_TO DO_
Return every record below exactly as written, but leave out the pictures.
--------------------------------
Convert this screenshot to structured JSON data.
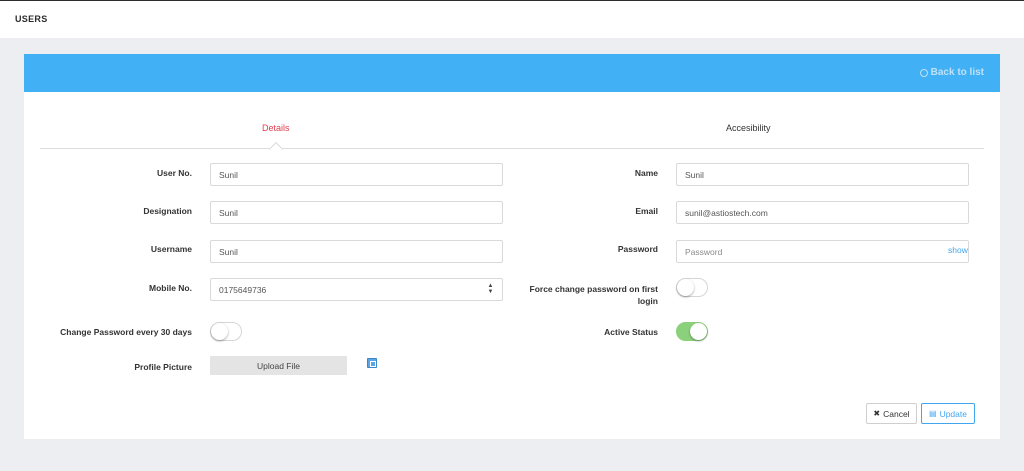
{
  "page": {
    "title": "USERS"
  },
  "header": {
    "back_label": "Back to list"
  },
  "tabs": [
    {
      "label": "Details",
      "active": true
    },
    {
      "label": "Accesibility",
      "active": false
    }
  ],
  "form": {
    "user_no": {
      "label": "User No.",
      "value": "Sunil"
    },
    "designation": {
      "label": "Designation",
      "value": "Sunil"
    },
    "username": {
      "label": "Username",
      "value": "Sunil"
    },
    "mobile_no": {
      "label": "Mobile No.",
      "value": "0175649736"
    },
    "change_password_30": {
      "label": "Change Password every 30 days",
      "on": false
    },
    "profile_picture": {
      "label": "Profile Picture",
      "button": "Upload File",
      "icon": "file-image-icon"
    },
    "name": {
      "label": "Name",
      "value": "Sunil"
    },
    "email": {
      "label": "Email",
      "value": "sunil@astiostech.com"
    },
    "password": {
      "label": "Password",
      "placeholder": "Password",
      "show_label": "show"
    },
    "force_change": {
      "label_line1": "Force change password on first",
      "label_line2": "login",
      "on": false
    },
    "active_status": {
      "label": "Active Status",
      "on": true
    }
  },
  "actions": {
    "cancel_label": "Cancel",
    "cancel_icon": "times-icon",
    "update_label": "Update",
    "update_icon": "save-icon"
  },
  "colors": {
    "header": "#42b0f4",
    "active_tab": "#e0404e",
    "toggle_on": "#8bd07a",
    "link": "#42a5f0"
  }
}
--------------------------------
_TASK RESULT_
Convert this screenshot to structured JSON data.
{
  "page": {
    "title": "USERS"
  },
  "header": {
    "back_label": "Back to list"
  },
  "tabs": [
    {
      "label": "Details",
      "active": true
    },
    {
      "label": "Accesibility",
      "active": false
    }
  ],
  "form": {
    "user_no": {
      "label": "User No.",
      "value": "Sunil"
    },
    "designation": {
      "label": "Designation",
      "value": "Sunil"
    },
    "username": {
      "label": "Username",
      "value": "Sunil"
    },
    "mobile_no": {
      "label": "Mobile No.",
      "value": "0175649736"
    },
    "change_password_30": {
      "label": "Change Password every 30 days",
      "on": false
    },
    "profile_picture": {
      "label": "Profile Picture",
      "button": "Upload File",
      "icon": "file-image-icon"
    },
    "name": {
      "label": "Name",
      "value": "Sunil"
    },
    "email": {
      "label": "Email",
      "value": "sunil@astiostech.com"
    },
    "password": {
      "label": "Password",
      "placeholder": "Password",
      "show_label": "show"
    },
    "force_change": {
      "label_line1": "Force change password on first",
      "label_line2": "login",
      "on": false
    },
    "active_status": {
      "label": "Active Status",
      "on": true
    }
  },
  "actions": {
    "cancel_label": "Cancel",
    "cancel_icon": "times-icon",
    "update_label": "Update",
    "update_icon": "save-icon"
  },
  "colors": {
    "header": "#42b0f4",
    "active_tab": "#e0404e",
    "toggle_on": "#8bd07a",
    "link": "#42a5f0"
  }
}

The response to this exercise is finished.